▶ [Dataset entries]
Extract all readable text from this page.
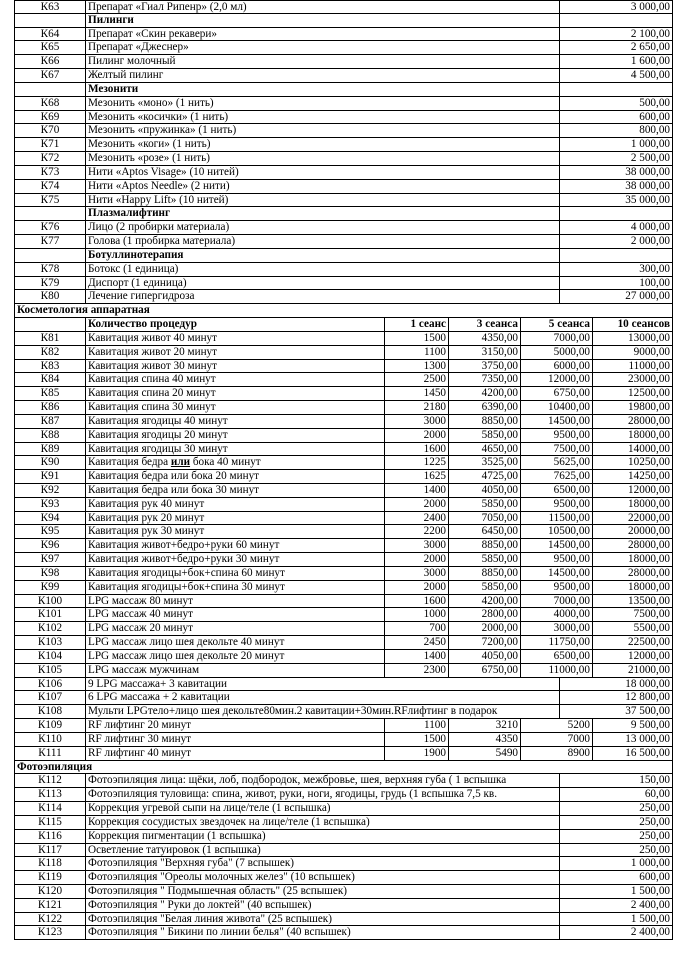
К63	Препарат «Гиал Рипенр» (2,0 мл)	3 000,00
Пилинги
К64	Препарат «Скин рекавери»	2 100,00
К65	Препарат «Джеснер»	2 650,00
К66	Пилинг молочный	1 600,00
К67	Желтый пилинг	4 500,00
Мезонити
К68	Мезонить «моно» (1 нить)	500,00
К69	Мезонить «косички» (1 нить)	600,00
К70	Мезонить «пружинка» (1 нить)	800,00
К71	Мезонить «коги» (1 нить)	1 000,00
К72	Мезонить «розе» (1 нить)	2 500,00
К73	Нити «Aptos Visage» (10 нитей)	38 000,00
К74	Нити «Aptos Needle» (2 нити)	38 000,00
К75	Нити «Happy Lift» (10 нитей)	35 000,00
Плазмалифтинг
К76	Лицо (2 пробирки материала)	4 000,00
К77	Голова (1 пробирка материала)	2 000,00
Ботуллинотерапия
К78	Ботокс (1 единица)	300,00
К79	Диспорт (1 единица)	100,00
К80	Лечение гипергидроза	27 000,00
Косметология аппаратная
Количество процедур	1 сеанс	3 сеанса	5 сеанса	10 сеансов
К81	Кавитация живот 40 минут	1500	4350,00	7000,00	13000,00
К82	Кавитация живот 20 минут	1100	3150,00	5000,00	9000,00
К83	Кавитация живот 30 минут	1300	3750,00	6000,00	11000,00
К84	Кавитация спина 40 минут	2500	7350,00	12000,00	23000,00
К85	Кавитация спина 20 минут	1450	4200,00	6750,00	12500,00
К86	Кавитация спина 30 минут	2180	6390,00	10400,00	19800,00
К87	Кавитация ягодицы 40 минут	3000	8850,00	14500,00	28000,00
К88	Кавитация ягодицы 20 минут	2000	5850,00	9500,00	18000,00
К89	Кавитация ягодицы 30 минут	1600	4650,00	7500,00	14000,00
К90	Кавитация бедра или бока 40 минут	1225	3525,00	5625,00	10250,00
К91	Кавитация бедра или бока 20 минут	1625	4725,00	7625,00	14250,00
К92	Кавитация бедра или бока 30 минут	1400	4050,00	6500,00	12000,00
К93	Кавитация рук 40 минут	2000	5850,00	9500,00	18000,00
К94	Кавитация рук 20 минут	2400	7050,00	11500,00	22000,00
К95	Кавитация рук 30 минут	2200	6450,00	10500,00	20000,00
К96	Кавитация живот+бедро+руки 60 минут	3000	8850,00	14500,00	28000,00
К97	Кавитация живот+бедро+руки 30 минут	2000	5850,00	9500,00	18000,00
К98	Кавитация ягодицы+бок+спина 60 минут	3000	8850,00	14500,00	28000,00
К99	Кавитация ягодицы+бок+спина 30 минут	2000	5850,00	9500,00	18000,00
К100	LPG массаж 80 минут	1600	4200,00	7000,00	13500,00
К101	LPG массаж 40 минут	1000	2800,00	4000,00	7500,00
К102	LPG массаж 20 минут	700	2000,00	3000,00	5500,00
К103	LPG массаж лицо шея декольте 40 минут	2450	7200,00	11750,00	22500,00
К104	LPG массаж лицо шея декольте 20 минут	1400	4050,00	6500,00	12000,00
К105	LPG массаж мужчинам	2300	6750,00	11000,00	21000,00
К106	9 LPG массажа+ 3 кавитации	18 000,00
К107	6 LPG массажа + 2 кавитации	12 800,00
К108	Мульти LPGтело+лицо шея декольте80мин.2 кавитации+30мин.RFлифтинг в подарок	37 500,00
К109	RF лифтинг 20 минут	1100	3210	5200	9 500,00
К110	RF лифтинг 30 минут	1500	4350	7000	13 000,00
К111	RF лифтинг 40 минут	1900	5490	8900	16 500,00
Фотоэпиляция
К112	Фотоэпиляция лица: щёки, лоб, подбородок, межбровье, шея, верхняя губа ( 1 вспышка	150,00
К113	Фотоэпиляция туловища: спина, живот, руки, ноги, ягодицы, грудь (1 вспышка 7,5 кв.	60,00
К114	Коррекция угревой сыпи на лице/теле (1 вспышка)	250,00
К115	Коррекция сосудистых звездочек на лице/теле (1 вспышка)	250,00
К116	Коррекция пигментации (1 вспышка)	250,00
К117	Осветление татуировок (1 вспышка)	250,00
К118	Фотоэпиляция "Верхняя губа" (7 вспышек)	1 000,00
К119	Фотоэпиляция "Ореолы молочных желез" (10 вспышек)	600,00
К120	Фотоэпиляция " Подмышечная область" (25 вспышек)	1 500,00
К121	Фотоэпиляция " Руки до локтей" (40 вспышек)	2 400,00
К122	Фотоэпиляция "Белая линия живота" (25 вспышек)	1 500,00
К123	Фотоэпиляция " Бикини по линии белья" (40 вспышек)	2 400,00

--

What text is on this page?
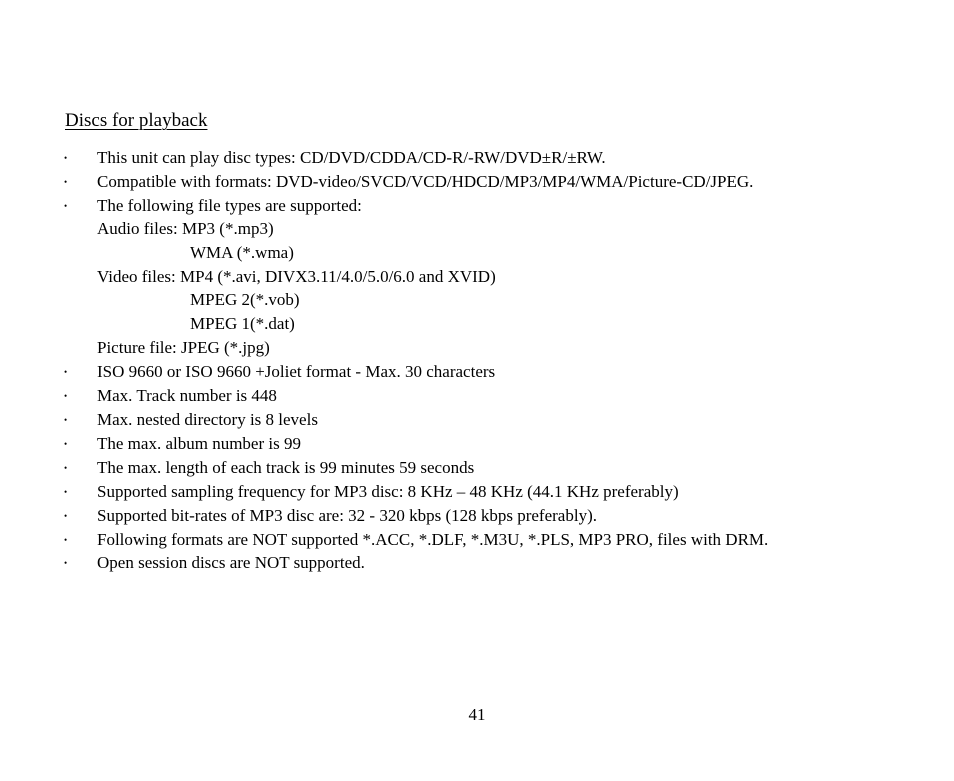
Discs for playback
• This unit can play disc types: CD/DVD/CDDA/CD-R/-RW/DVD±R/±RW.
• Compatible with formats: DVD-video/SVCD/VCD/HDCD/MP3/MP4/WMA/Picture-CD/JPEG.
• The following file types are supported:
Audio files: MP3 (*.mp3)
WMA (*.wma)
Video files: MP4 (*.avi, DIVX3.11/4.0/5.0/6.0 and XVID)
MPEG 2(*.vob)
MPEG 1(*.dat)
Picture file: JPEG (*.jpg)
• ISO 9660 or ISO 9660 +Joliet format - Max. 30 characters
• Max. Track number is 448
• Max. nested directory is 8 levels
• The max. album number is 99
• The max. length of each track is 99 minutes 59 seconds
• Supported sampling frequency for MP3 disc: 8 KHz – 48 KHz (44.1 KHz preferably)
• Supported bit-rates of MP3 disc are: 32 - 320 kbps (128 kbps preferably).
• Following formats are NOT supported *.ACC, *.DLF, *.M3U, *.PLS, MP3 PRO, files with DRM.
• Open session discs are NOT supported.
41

▶ [Short exercise]
Check each line of the data above for the string "number" and report only how many lines have it.

▶ [Solution to the problem]
2